Work required: Please report every line from the material that contains the word "metric".

Input records:
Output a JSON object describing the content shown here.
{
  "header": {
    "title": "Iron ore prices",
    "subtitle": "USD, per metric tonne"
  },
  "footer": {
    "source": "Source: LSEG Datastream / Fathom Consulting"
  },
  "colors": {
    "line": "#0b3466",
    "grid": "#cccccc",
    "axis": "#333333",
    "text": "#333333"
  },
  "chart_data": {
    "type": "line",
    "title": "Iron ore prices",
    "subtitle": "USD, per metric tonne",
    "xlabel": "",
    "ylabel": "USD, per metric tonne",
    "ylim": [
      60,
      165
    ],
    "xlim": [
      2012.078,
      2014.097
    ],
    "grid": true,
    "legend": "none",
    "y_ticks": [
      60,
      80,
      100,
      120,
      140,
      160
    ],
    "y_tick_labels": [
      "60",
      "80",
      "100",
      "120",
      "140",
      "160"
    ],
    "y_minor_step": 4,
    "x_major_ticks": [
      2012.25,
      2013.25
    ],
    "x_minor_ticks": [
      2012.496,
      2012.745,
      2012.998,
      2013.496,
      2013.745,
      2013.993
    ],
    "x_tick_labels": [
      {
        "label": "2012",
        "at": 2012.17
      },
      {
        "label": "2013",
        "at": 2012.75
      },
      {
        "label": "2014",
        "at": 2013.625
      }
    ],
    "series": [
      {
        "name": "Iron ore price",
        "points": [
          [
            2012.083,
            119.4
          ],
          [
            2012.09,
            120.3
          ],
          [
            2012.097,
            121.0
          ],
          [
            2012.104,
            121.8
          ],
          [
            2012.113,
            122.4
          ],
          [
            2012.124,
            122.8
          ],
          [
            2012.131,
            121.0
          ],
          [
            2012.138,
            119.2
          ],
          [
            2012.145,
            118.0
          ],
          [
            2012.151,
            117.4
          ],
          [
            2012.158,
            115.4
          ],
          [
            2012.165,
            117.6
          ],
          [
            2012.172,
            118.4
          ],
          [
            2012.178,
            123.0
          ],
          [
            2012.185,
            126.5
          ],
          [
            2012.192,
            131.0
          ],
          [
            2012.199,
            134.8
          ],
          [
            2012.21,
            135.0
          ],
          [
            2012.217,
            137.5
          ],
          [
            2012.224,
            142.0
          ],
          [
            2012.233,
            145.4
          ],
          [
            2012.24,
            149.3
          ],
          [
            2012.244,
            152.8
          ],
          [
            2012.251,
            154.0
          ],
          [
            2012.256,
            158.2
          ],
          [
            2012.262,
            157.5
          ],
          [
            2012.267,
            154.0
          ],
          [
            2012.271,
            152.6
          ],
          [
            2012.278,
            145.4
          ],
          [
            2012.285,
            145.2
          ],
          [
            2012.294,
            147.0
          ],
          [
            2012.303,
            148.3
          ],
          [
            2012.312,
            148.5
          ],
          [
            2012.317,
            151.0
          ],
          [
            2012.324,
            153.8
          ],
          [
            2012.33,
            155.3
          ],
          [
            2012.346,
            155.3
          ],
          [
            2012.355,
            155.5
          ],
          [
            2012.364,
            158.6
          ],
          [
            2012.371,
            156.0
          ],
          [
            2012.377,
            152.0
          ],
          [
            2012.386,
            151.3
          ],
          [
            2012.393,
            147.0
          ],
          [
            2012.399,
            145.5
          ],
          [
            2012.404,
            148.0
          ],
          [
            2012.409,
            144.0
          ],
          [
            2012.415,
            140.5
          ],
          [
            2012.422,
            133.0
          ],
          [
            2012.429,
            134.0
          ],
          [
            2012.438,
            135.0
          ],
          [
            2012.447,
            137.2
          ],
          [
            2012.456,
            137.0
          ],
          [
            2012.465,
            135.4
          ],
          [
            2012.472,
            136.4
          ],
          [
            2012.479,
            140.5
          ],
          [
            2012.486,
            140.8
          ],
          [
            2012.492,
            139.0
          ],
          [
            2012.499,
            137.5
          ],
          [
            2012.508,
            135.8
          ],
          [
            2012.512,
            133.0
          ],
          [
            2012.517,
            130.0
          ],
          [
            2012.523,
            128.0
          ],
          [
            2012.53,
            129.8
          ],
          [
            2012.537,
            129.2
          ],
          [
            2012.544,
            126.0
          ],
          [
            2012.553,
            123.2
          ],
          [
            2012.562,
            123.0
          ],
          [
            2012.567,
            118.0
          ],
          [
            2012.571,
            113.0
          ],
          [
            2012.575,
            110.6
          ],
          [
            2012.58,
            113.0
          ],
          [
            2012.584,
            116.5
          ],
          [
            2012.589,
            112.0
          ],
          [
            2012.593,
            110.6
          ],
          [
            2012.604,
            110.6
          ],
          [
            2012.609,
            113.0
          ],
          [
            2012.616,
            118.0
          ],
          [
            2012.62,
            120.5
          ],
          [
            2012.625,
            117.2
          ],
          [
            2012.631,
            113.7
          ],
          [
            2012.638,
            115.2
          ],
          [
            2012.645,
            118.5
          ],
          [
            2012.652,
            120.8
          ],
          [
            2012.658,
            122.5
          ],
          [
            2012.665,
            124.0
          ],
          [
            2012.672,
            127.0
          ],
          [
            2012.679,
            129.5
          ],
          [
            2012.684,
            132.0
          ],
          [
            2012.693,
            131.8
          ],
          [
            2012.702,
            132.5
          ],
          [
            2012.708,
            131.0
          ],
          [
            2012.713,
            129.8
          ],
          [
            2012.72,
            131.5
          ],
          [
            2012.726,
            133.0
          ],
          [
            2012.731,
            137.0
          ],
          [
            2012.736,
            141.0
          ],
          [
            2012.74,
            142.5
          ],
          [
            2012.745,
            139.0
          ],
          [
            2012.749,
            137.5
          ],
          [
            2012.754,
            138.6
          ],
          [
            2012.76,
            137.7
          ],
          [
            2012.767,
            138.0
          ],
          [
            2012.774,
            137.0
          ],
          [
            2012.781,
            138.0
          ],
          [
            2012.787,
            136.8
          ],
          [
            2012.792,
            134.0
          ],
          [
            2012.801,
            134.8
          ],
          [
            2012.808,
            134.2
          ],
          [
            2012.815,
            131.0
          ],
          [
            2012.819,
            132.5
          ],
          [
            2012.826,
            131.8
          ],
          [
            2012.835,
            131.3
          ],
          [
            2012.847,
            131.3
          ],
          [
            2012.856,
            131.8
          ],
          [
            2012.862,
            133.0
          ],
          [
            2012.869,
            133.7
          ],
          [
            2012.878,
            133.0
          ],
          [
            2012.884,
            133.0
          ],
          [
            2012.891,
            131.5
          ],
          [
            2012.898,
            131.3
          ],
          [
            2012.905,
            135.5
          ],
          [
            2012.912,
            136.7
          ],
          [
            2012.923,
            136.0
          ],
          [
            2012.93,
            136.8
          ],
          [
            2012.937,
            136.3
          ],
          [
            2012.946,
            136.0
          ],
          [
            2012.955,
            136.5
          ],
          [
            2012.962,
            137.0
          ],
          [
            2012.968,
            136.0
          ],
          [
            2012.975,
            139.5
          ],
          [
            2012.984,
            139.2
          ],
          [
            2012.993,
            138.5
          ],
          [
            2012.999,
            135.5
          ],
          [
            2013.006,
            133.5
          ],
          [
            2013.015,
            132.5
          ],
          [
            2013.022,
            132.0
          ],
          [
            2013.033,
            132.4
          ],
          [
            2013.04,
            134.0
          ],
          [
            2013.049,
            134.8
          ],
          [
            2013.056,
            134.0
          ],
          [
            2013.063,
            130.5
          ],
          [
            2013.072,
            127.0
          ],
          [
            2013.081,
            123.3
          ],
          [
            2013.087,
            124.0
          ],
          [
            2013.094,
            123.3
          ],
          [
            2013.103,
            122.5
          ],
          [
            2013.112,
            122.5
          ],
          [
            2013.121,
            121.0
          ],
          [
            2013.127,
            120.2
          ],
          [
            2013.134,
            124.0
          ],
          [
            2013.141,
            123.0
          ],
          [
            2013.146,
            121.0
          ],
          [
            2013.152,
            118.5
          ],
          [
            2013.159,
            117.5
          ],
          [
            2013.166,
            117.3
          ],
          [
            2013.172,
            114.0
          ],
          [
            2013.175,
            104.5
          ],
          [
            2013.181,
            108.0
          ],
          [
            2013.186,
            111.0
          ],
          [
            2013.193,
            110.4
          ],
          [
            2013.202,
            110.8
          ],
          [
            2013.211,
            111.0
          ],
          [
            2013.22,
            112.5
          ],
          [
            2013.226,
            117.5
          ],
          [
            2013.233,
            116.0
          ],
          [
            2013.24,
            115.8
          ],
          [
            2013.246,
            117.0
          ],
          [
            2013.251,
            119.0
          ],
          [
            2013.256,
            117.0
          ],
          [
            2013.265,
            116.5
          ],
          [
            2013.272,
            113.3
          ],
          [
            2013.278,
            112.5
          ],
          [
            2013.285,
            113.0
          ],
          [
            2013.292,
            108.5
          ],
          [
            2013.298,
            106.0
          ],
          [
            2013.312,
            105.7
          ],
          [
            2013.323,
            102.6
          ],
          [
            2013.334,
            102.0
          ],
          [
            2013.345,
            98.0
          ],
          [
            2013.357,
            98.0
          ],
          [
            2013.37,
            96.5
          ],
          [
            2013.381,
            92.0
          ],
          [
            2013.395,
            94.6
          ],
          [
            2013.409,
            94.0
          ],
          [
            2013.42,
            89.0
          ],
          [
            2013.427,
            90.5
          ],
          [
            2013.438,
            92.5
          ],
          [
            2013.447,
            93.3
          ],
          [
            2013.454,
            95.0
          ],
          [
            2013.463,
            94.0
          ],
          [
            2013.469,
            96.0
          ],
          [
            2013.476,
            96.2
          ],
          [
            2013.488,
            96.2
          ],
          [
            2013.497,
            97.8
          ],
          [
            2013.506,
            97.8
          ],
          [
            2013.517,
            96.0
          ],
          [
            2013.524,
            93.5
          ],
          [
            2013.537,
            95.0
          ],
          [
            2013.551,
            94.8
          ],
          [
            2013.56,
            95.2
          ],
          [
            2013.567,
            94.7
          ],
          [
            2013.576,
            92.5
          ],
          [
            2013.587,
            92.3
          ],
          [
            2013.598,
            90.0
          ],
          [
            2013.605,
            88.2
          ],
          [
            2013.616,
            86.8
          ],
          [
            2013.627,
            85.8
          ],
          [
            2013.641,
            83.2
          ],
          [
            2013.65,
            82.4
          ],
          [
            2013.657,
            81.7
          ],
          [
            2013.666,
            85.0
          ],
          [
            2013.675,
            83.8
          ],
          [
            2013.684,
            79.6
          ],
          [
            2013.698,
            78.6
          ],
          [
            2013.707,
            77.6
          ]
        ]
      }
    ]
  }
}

Problem solution:
    "subtitle": "USD, per metric tonne"
    "subtitle": "USD, per metric tonne",
    "ylabel": "USD, per metric tonne",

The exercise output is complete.